## YOUR TASK
Select every line containing the word "this" from the material, and copy those lines.

## RECORDS FOR PROCESSING
^^^^
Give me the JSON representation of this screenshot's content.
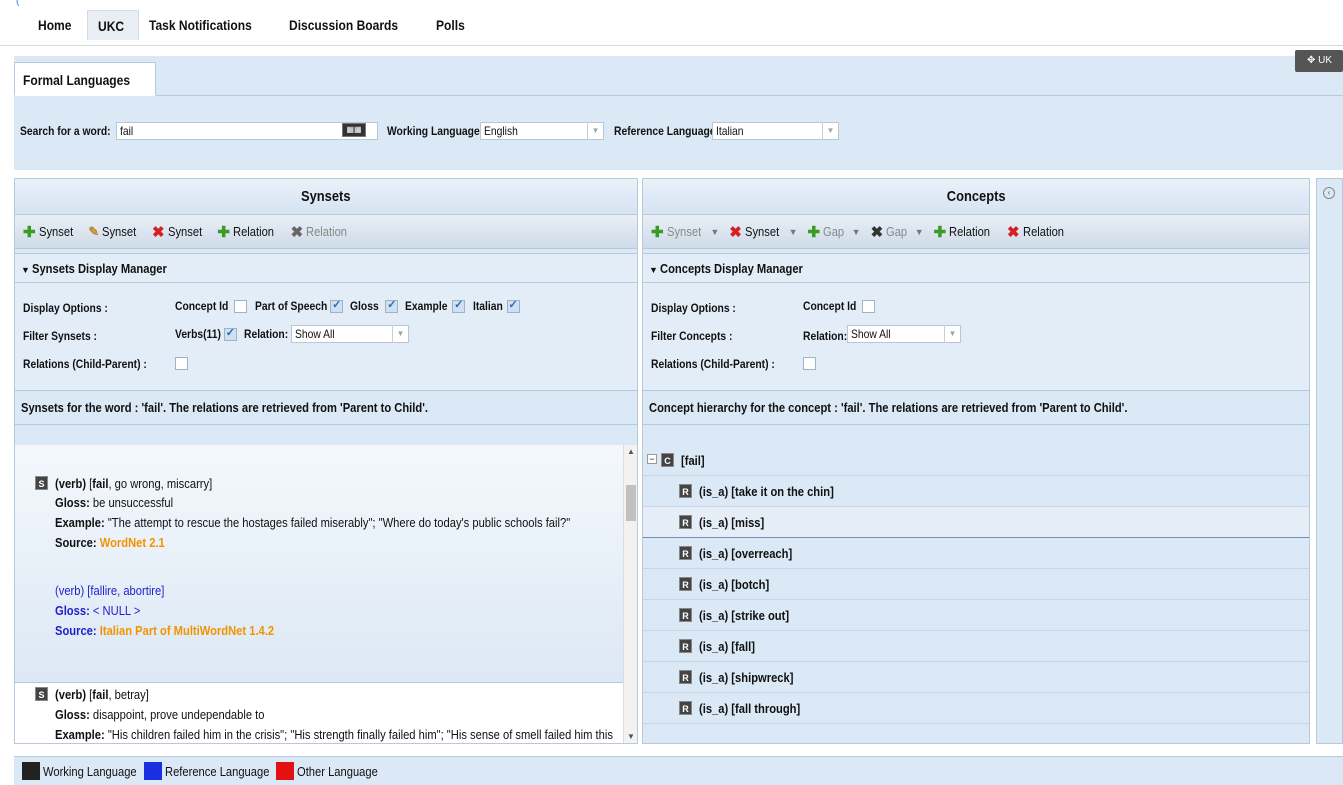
{
  "nav": {
    "items": [
      "Home",
      "UKC",
      "Task Notifications",
      "Discussion Boards",
      "Polls"
    ],
    "active_index": 1
  },
  "tab": {
    "label": "Formal Languages"
  },
  "top_right_button": {
    "label": "UK"
  },
  "search": {
    "label": "Search for a word:",
    "value": "fail",
    "working_language_label": "Working Language:",
    "working_language_value": "English",
    "reference_language_label": "Reference Language:",
    "reference_language_value": "Italian"
  },
  "synsets": {
    "title": "Synsets",
    "toolbar": {
      "add_synset": "Synset",
      "edit_synset": "Synset",
      "delete_synset": "Synset",
      "add_relation": "Relation",
      "delete_relation": "Relation"
    },
    "display_manager": {
      "title": "Synsets Display Manager",
      "display_options_label": "Display Options :",
      "concept_id": "Concept Id",
      "part_of_speech": "Part of Speech",
      "gloss": "Gloss",
      "example": "Example",
      "italian": "Italian",
      "filter_label": "Filter Synsets :",
      "verbs": "Verbs(11)",
      "relation_label": "Relation:",
      "relation_value": "Show All",
      "relations_child_parent": "Relations (Child-Parent) :"
    },
    "info": "Synsets for the word : 'fail'. The relations are retrieved from 'Parent to Child'.",
    "entries": [
      {
        "header_pos": "(verb)",
        "header_word": "fail",
        "header_rest": ", go wrong, miscarry]",
        "gloss_label": "Gloss:",
        "gloss": "be unsuccessful",
        "example_label": "Example:",
        "example": "\"The attempt to rescue the hostages failed miserably\"; \"Where do today's public schools fail?\"",
        "source_label": "Source:",
        "source": "WordNet 2.1",
        "ref_header": "(verb) [fallire, abortire]",
        "ref_gloss_label": "Gloss:",
        "ref_gloss": "< NULL >",
        "ref_source_label": "Source:",
        "ref_source": "Italian Part of MultiWordNet 1.4.2"
      },
      {
        "header_pos": "(verb)",
        "header_word": "fail",
        "header_rest": ", betray]",
        "gloss_label": "Gloss:",
        "gloss": "disappoint, prove undependable to",
        "example_label": "Example:",
        "example": "\"His children failed him in the crisis\"; \"His strength finally failed him\"; \"His sense of smell failed him this"
      }
    ]
  },
  "concepts": {
    "title": "Concepts",
    "toolbar": {
      "add_synset": "Synset",
      "delete_synset": "Synset",
      "add_gap": "Gap",
      "delete_gap": "Gap",
      "add_relation": "Relation",
      "delete_relation": "Relation"
    },
    "display_manager": {
      "title": "Concepts Display Manager",
      "display_options_label": "Display Options :",
      "concept_id": "Concept Id",
      "filter_label": "Filter Concepts :",
      "relation_label": "Relation:",
      "relation_value": "Show All",
      "relations_child_parent": "Relations (Child-Parent) :"
    },
    "info": "Concept hierarchy for the concept : 'fail'. The relations are retrieved from 'Parent to Child'.",
    "root": "[fail]",
    "children": [
      "(is_a) [take it on the chin]",
      "(is_a) [miss]",
      "(is_a) [overreach]",
      "(is_a) [botch]",
      "(is_a) [strike out]",
      "(is_a) [fall]",
      "(is_a) [shipwreck]",
      "(is_a) [fall through]"
    ],
    "selected_index": 1
  },
  "legend": {
    "working": "Working Language",
    "reference": "Reference Language",
    "other": "Other Language",
    "colors": {
      "working": "#222222",
      "reference": "#1a2fe0",
      "other": "#e31212"
    }
  }
}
^^^^
## THE REPLY
Give me the JSON representation of this screenshot's content.
        "example": "\"His children failed him in the crisis\"; \"His strength finally failed him\"; \"His sense of smell failed him this"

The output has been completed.